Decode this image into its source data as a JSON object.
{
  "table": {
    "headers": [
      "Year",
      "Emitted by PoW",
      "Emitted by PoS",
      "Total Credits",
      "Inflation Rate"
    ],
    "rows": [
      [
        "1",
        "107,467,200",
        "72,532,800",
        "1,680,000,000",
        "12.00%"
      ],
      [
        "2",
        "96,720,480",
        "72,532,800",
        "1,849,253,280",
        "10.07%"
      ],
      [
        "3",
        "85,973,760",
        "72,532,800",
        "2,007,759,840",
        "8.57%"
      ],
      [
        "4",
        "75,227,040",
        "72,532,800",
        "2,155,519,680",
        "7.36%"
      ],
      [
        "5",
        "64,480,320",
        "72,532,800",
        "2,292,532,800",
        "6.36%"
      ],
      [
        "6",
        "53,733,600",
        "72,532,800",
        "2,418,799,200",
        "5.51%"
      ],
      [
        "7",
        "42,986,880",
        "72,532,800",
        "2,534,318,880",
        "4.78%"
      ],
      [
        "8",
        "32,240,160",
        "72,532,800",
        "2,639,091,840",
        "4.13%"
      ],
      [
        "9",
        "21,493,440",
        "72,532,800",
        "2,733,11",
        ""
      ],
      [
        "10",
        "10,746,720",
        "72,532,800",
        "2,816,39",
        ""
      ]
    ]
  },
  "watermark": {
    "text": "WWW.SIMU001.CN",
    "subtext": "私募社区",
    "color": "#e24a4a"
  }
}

**Aim of the exercise**
Return the listing above word for word.

**Output of the task**
Decode this image into its source data as a JSON object.
{
  "table": {
    "headers": [
      "Year",
      "Emitted by PoW",
      "Emitted by PoS",
      "Total Credits",
      "Inflation Rate"
    ],
    "rows": [
      [
        "1",
        "107,467,200",
        "72,532,800",
        "1,680,000,000",
        "12.00%"
      ],
      [
        "2",
        "96,720,480",
        "72,532,800",
        "1,849,253,280",
        "10.07%"
      ],
      [
        "3",
        "85,973,760",
        "72,532,800",
        "2,007,759,840",
        "8.57%"
      ],
      [
        "4",
        "75,227,040",
        "72,532,800",
        "2,155,519,680",
        "7.36%"
      ],
      [
        "5",
        "64,480,320",
        "72,532,800",
        "2,292,532,800",
        "6.36%"
      ],
      [
        "6",
        "53,733,600",
        "72,532,800",
        "2,418,799,200",
        "5.51%"
      ],
      [
        "7",
        "42,986,880",
        "72,532,800",
        "2,534,318,880",
        "4.78%"
      ],
      [
        "8",
        "32,240,160",
        "72,532,800",
        "2,639,091,840",
        "4.13%"
      ],
      [
        "9",
        "21,493,440",
        "72,532,800",
        "2,733,11",
        ""
      ],
      [
        "10",
        "10,746,720",
        "72,532,800",
        "2,816,39",
        ""
      ]
    ]
  },
  "watermark": {
    "text": "WWW.SIMU001.CN",
    "subtext": "私募社区",
    "color": "#e24a4a"
  }
}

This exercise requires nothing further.